> [Directions for this task]: Restate the listing that follows word for word, without its pictures.

--

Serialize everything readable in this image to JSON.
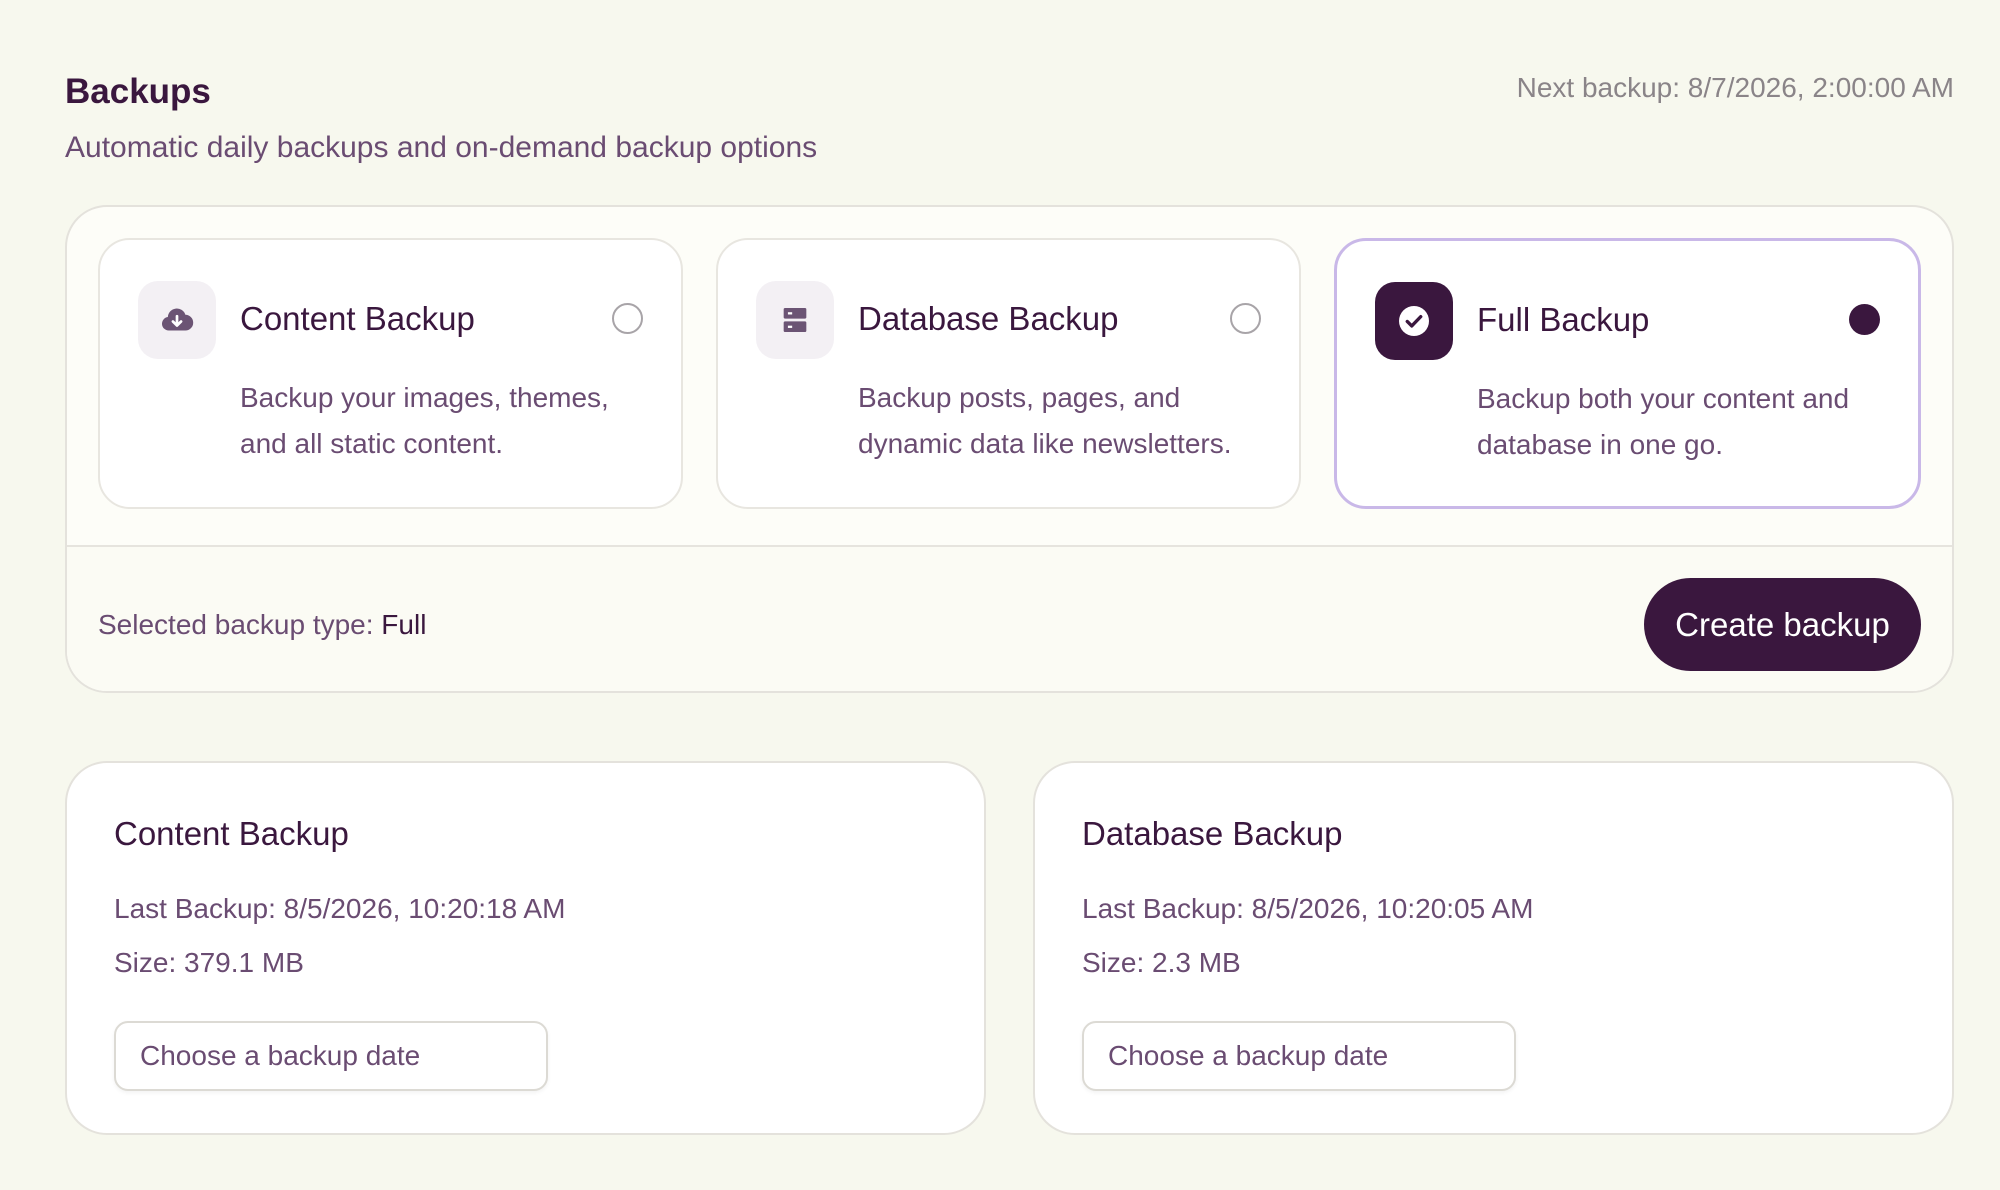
{
  "header": {
    "title": "Backups",
    "subtitle": "Automatic daily backups and on-demand backup options",
    "next_backup": "Next backup: 8/7/2026, 2:00:00 AM"
  },
  "options": [
    {
      "title": "Content Backup",
      "description": "Backup your images, themes, and all static content.",
      "icon": "cloud-download-icon",
      "selected": false
    },
    {
      "title": "Database Backup",
      "description": "Backup posts, pages, and dynamic data like newsletters.",
      "icon": "database-icon",
      "selected": false
    },
    {
      "title": "Full Backup",
      "description": "Backup both your content and database in one go.",
      "icon": "check-circle-icon",
      "selected": true
    }
  ],
  "footer": {
    "selected_label": "Selected backup type:",
    "selected_value": "Full",
    "create_button": "Create backup"
  },
  "backups": [
    {
      "title": "Content Backup",
      "last_backup": "Last Backup: 8/5/2026, 10:20:18 AM",
      "size": "Size: 379.1 MB",
      "date_placeholder": "Choose a backup date"
    },
    {
      "title": "Database Backup",
      "last_backup": "Last Backup: 8/5/2026, 10:20:05 AM",
      "size": "Size: 2.3 MB",
      "date_placeholder": "Choose a backup date"
    }
  ],
  "colors": {
    "accent": "#3a173e",
    "selected_border": "#c9b8e8",
    "background": "#f7f8ee"
  }
}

--

> [Written response]:
Serialize everything readable in this image to JSON.
{
  "header": {
    "title": "Backups",
    "subtitle": "Automatic daily backups and on-demand backup options",
    "next_backup": "Next backup: 8/7/2026, 2:00:00 AM"
  },
  "options": [
    {
      "title": "Content Backup",
      "description": "Backup your images, themes, and all static content.",
      "icon": "cloud-download-icon",
      "selected": false
    },
    {
      "title": "Database Backup",
      "description": "Backup posts, pages, and dynamic data like newsletters.",
      "icon": "database-icon",
      "selected": false
    },
    {
      "title": "Full Backup",
      "description": "Backup both your content and database in one go.",
      "icon": "check-circle-icon",
      "selected": true
    }
  ],
  "footer": {
    "selected_label": "Selected backup type:",
    "selected_value": "Full",
    "create_button": "Create backup"
  },
  "backups": [
    {
      "title": "Content Backup",
      "last_backup": "Last Backup: 8/5/2026, 10:20:18 AM",
      "size": "Size: 379.1 MB",
      "date_placeholder": "Choose a backup date"
    },
    {
      "title": "Database Backup",
      "last_backup": "Last Backup: 8/5/2026, 10:20:05 AM",
      "size": "Size: 2.3 MB",
      "date_placeholder": "Choose a backup date"
    }
  ],
  "colors": {
    "accent": "#3a173e",
    "selected_border": "#c9b8e8",
    "background": "#f7f8ee"
  }
}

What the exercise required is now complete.